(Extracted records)
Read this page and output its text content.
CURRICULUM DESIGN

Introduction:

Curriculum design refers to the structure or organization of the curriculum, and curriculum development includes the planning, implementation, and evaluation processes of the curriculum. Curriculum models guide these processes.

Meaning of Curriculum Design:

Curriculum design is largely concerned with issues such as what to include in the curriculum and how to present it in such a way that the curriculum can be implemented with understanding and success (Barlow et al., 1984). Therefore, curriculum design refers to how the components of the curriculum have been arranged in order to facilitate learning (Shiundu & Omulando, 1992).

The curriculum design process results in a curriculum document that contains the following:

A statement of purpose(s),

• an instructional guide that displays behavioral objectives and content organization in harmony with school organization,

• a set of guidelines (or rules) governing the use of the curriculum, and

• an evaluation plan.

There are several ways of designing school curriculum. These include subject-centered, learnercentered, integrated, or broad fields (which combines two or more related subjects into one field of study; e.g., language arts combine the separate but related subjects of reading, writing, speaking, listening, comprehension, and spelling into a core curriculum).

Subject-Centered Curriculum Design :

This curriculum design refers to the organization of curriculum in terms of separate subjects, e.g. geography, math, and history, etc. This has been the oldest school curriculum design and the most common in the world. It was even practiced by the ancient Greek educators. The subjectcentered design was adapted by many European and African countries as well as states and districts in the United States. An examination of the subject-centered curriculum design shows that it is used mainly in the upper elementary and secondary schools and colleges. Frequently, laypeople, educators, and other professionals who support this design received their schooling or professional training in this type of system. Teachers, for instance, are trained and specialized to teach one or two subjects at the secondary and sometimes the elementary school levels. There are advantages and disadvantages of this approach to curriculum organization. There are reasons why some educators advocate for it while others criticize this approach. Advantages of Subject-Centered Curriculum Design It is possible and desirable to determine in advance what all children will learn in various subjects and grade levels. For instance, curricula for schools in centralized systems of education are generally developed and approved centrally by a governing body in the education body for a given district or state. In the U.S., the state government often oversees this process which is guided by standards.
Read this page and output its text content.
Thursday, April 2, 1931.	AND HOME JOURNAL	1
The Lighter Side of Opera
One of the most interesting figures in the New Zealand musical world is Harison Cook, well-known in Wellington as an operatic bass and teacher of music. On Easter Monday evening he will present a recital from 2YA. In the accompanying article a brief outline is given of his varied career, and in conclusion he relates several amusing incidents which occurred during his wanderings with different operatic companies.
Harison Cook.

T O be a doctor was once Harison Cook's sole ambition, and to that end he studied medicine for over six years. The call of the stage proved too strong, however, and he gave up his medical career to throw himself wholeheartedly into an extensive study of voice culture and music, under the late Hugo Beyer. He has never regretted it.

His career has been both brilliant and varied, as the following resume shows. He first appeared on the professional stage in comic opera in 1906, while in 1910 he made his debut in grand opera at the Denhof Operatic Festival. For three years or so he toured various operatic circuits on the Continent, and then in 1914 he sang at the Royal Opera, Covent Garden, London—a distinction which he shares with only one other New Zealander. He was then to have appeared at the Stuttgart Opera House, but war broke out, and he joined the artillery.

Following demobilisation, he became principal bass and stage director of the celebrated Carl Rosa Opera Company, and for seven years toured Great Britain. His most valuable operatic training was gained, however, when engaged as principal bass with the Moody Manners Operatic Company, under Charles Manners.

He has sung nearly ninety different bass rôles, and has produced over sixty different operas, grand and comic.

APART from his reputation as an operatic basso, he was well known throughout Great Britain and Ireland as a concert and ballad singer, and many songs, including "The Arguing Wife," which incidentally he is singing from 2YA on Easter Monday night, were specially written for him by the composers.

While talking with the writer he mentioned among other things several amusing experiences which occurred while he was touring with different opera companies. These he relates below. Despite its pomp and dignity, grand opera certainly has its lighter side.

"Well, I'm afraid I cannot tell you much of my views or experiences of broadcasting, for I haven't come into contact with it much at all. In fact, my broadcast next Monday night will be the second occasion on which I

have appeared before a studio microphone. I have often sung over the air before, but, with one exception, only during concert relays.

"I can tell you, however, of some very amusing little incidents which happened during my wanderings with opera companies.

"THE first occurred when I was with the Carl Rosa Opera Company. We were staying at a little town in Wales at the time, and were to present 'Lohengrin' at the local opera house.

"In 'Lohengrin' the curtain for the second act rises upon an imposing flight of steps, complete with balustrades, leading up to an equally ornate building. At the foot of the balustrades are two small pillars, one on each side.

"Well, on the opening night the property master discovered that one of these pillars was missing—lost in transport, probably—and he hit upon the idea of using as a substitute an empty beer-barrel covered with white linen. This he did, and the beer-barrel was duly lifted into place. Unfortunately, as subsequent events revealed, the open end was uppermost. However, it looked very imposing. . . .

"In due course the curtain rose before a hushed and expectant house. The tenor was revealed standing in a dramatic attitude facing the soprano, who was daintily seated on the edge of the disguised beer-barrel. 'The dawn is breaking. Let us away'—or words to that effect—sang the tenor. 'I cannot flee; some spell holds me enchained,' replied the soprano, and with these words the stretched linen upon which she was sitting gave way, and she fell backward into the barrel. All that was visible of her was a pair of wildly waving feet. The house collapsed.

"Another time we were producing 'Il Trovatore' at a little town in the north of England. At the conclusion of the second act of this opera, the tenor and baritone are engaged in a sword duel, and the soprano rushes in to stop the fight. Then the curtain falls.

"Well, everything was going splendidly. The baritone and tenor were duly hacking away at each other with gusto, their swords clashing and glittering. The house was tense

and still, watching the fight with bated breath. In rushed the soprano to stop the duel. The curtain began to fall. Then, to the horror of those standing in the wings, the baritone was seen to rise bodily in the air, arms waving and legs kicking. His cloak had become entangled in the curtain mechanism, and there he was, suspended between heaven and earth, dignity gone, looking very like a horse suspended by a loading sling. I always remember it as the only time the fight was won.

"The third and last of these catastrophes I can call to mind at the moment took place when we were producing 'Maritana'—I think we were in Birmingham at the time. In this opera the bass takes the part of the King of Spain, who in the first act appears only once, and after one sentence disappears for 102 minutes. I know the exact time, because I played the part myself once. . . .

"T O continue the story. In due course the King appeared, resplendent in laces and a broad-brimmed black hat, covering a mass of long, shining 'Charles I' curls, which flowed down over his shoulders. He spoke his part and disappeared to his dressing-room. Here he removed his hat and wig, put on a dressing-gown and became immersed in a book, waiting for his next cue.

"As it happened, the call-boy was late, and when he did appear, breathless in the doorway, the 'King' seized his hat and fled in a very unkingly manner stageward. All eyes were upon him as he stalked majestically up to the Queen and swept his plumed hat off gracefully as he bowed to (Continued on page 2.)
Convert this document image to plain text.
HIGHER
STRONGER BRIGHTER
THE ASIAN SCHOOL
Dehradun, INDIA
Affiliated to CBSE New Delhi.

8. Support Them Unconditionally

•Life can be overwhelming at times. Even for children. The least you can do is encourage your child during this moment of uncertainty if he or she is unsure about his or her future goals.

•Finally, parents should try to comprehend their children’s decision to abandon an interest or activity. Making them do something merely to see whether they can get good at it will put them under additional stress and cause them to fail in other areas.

What you are asked to do:
All of the data needs to be reproduced exactly, with no line missing.

Written response:
Read this page and output its text content.
CURRICULUM DESIGN

Introduction:

Curriculum design refers to the structure or organization of the curriculum, and curriculum development includes the planning, implementation, and evaluation processes of the curriculum. Curriculum models guide these processes.

Meaning of Curriculum Design:

Curriculum design is largely concerned with issues such as what to include in the curriculum and how to present it in such a way that the curriculum can be implemented with understanding and success (Barlow et al., 1984). Therefore, curriculum design refers to how the components of the curriculum have been arranged in order to facilitate learning (Shiundu & Omulando, 1992).

The curriculum design process results in a curriculum document that contains the following:

A statement of purpose(s),

• an instructional guide that displays behavioral objectives and content organization in harmony with school organization,

• a set of guidelines (or rules) governing the use of the curriculum, and

• an evaluation plan.

There are several ways of designing school curriculum. These include subject-centered, learnercentered, integrated, or broad fields (which combines two or more related subjects into one field of study; e.g., language arts combine the separate but related subjects of reading, writing, speaking, listening, comprehension, and spelling into a core curriculum).

Subject-Centered Curriculum Design :

This curriculum design refers to the organization of curriculum in terms of separate subjects, e.g. geography, math, and history, etc. This has been the oldest school curriculum design and the most common in the world. It was even practiced by the ancient Greek educators. The subjectcentered design was adapted by many European and African countries as well as states and districts in the United States. An examination of the subject-centered curriculum design shows that it is used mainly in the upper elementary and secondary schools and colleges. Frequently, laypeople, educators, and other professionals who support this design received their schooling or professional training in this type of system. Teachers, for instance, are trained and specialized to teach one or two subjects at the secondary and sometimes the elementary school levels. There are advantages and disadvantages of this approach to curriculum organization. There are reasons why some educators advocate for it while others criticize this approach. Advantages of Subject-Centered Curriculum Design It is possible and desirable to determine in advance what all children will learn in various subjects and grade levels. For instance, curricula for schools in centralized systems of education are generally developed and approved centrally by a governing body in the education body for a given district or state. In the U.S., the state government often oversees this process which is guided by standards.
Read this page and output its text content.
Thursday, April 2, 1931.	AND HOME JOURNAL	1
The Lighter Side of Opera
One of the most interesting figures in the New Zealand musical world is Harison Cook, well-known in Wellington as an operatic bass and teacher of music. On Easter Monday evening he will present a recital from 2YA. In the accompanying article a brief outline is given of his varied career, and in conclusion he relates several amusing incidents which occurred during his wanderings with different operatic companies.
Harison Cook.

T O be a doctor was once Harison Cook's sole ambition, and to that end he studied medicine for over six years. The call of the stage proved too strong, however, and he gave up his medical career to throw himself wholeheartedly into an extensive study of voice culture and music, under the late Hugo Beyer. He has never regretted it.

His career has been both brilliant and varied, as the following resume shows. He first appeared on the professional stage in comic opera in 1906, while in 1910 he made his debut in grand opera at the Denhof Operatic Festival. For three years or so he toured various operatic circuits on the Continent, and then in 1914 he sang at the Royal Opera, Covent Garden, London—a distinction which he shares with only one other New Zealander. He was then to have appeared at the Stuttgart Opera House, but war broke out, and he joined the artillery.

Following demobilisation, he became principal bass and stage director of the celebrated Carl Rosa Opera Company, and for seven years toured Great Britain. His most valuable operatic training was gained, however, when engaged as principal bass with the Moody Manners Operatic Company, under Charles Manners.

He has sung nearly ninety different bass rôles, and has produced over sixty different operas, grand and comic.

APART from his reputation as an operatic basso, he was well known throughout Great Britain and Ireland as a concert and ballad singer, and many songs, including "The Arguing Wife," which incidentally he is singing from 2YA on Easter Monday night, were specially written for him by the composers.

While talking with the writer he mentioned among other things several amusing experiences which occurred while he was touring with different opera companies. These he relates below. Despite its pomp and dignity, grand opera certainly has its lighter side.

"Well, I'm afraid I cannot tell you much of my views or experiences of broadcasting, for I haven't come into contact with it much at all. In fact, my broadcast next Monday night will be the second occasion on which I

have appeared before a studio microphone. I have often sung over the air before, but, with one exception, only during concert relays.

"I can tell you, however, of some very amusing little incidents which happened during my wanderings with opera companies.

"THE first occurred when I was with the Carl Rosa Opera Company. We were staying at a little town in Wales at the time, and were to present 'Lohengrin' at the local opera house.

"In 'Lohengrin' the curtain for the second act rises upon an imposing flight of steps, complete with balustrades, leading up to an equally ornate building. At the foot of the balustrades are two small pillars, one on each side.

"Well, on the opening night the property master discovered that one of these pillars was missing—lost in transport, probably—and he hit upon the idea of using as a substitute an empty beer-barrel covered with white linen. This he did, and the beer-barrel was duly lifted into place. Unfortunately, as subsequent events revealed, the open end was uppermost. However, it looked very imposing. . . .

"In due course the curtain rose before a hushed and expectant house. The tenor was revealed standing in a dramatic attitude facing the soprano, who was daintily seated on the edge of the disguised beer-barrel. 'The dawn is breaking. Let us away'—or words to that effect—sang the tenor. 'I cannot flee; some spell holds me enchained,' replied the soprano, and with these words the stretched linen upon which she was sitting gave way, and she fell backward into the barrel. All that was visible of her was a pair of wildly waving feet. The house collapsed.

"Another time we were producing 'Il Trovatore' at a little town in the north of England. At the conclusion of the second act of this opera, the tenor and baritone are engaged in a sword duel, and the soprano rushes in to stop the fight. Then the curtain falls.

"Well, everything was going splendidly. The baritone and tenor were duly hacking away at each other with gusto, their swords clashing and glittering. The house was tense

and still, watching the fight with bated breath. In rushed the soprano to stop the duel. The curtain began to fall. Then, to the horror of those standing in the wings, the baritone was seen to rise bodily in the air, arms waving and legs kicking. His cloak had become entangled in the curtain mechanism, and there he was, suspended between heaven and earth, dignity gone, looking very like a horse suspended by a loading sling. I always remember it as the only time the fight was won.

"The third and last of these catastrophes I can call to mind at the moment took place when we were producing 'Maritana'—I think we were in Birmingham at the time. In this opera the bass takes the part of the King of Spain, who in the first act appears only once, and after one sentence disappears for 102 minutes. I know the exact time, because I played the part myself once. . . .

"T O continue the story. In due course the King appeared, resplendent in laces and a broad-brimmed black hat, covering a mass of long, shining 'Charles I' curls, which flowed down over his shoulders. He spoke his part and disappeared to his dressing-room. Here he removed his hat and wig, put on a dressing-gown and became immersed in a book, waiting for his next cue.

"As it happened, the call-boy was late, and when he did appear, breathless in the doorway, the 'King' seized his hat and fled in a very unkingly manner stageward. All eyes were upon him as he stalked majestically up to the Queen and swept his plumed hat off gracefully as he bowed to (Continued on page 2.)
Convert this document image to plain text.
HIGHER
STRONGER BRIGHTER
THE ASIAN SCHOOL
Dehradun, INDIA
Affiliated to CBSE New Delhi.

8. Support Them Unconditionally

•Life can be overwhelming at times. Even for children. The least you can do is encourage your child during this moment of uncertainty if he or she is unsure about his or her future goals.

•Finally, parents should try to comprehend their children’s decision to abandon an interest or activity. Making them do something merely to see whether they can get good at it will put them under additional stress and cause them to fail in other areas.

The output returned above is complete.